>>>>>

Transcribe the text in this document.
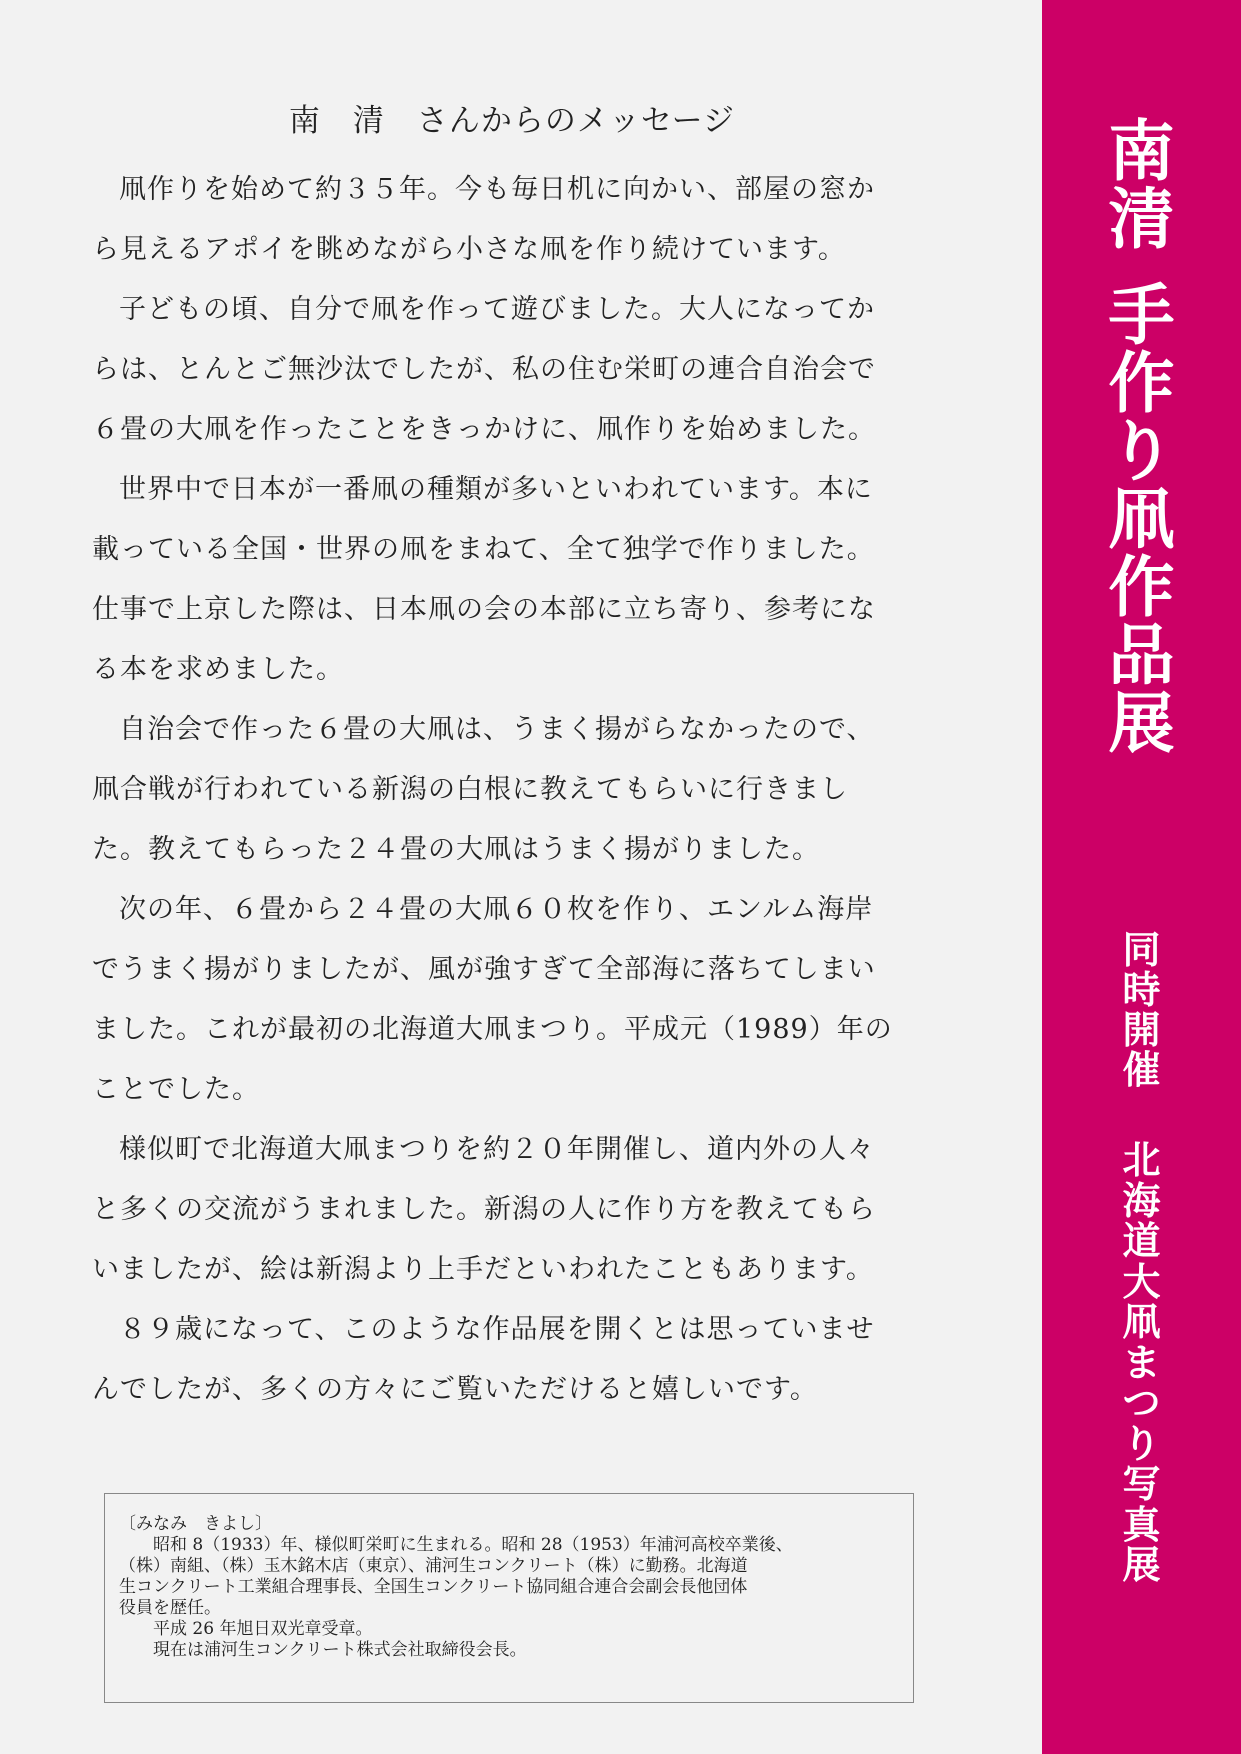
南　清　さんからのメッセージ

凧作りを始めて約３５年。今も毎日机に向かい、部屋の窓か

ら見えるアポイを眺めながら小さな凧を作り続けています。

子どもの頃、自分で凧を作って遊びました。大人になってか

らは、とんとご無沙汰でしたが、私の住む栄町の連合自治会で

６畳の大凧を作ったことをきっかけに、凧作りを始めました。

世界中で日本が一番凧の種類が多いといわれています。本に

載っている全国・世界の凧をまねて、全て独学で作りました。

仕事で上京した際は、日本凧の会の本部に立ち寄り、参考にな

る本を求めました。

自治会で作った６畳の大凧は、うまく揚がらなかったので、

凧合戦が行われている新潟の白根に教えてもらいに行きまし

た。教えてもらった２４畳の大凧はうまく揚がりました。

次の年、６畳から２４畳の大凧６０枚を作り、エンルム海岸

でうまく揚がりましたが、風が強すぎて全部海に落ちてしまい

ました。これが最初の北海道大凧まつり。平成元（1989）年の

ことでした。

様似町で北海道大凧まつりを約２０年開催し、道内外の人々

と多くの交流がうまれました。新潟の人に作り方を教えてもら

いましたが、絵は新潟より上手だといわれたこともあります。

８９歳になって、このような作品展を開くとは思っていませ

んでしたが、多くの方々にご覧いただけると嬉しいです。

〔みなみ　きよし〕

昭和 8（1933）年、様似町栄町に生まれる。昭和 28（1953）年浦河高校卒業後、

（株）南組、（株）玉木銘木店（東京）、浦河生コンクリート（株）に勤務。北海道

生コンクリート工業組合理事長、全国生コンクリート協同組合連合会副会長他団体

役員を歴任。

平成 26 年旭日双光章受章。

現在は浦河生コンクリート株式会社取締役会長。

南
清
手
作
り
凧
作
品
展
同
時
開
催
北
海
道
大
凧
ま
つ
り
写
真
展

<<<<<

Quote the data above in full and without alteration; skip the pictures.

Transcribe the text in this document.
南　清　さんからのメッセージ

凧作りを始めて約３５年。今も毎日机に向かい、部屋の窓か

ら見えるアポイを眺めながら小さな凧を作り続けています。

子どもの頃、自分で凧を作って遊びました。大人になってか

らは、とんとご無沙汰でしたが、私の住む栄町の連合自治会で

６畳の大凧を作ったことをきっかけに、凧作りを始めました。

世界中で日本が一番凧の種類が多いといわれています。本に

載っている全国・世界の凧をまねて、全て独学で作りました。

仕事で上京した際は、日本凧の会の本部に立ち寄り、参考にな

る本を求めました。

自治会で作った６畳の大凧は、うまく揚がらなかったので、

凧合戦が行われている新潟の白根に教えてもらいに行きまし

た。教えてもらった２４畳の大凧はうまく揚がりました。

次の年、６畳から２４畳の大凧６０枚を作り、エンルム海岸

でうまく揚がりましたが、風が強すぎて全部海に落ちてしまい

ました。これが最初の北海道大凧まつり。平成元（1989）年の

ことでした。

様似町で北海道大凧まつりを約２０年開催し、道内外の人々

と多くの交流がうまれました。新潟の人に作り方を教えてもら

いましたが、絵は新潟より上手だといわれたこともあります。

８９歳になって、このような作品展を開くとは思っていませ

んでしたが、多くの方々にご覧いただけると嬉しいです。

〔みなみ　きよし〕

昭和 8（1933）年、様似町栄町に生まれる。昭和 28（1953）年浦河高校卒業後、

（株）南組、（株）玉木銘木店（東京）、浦河生コンクリート（株）に勤務。北海道

生コンクリート工業組合理事長、全国生コンクリート協同組合連合会副会長他団体

役員を歴任。

平成 26 年旭日双光章受章。

現在は浦河生コンクリート株式会社取締役会長。

南
清
手
作
り
凧
作
品
展
同
時
開
催
北
海
道
大
凧
ま
つ
り
写
真
展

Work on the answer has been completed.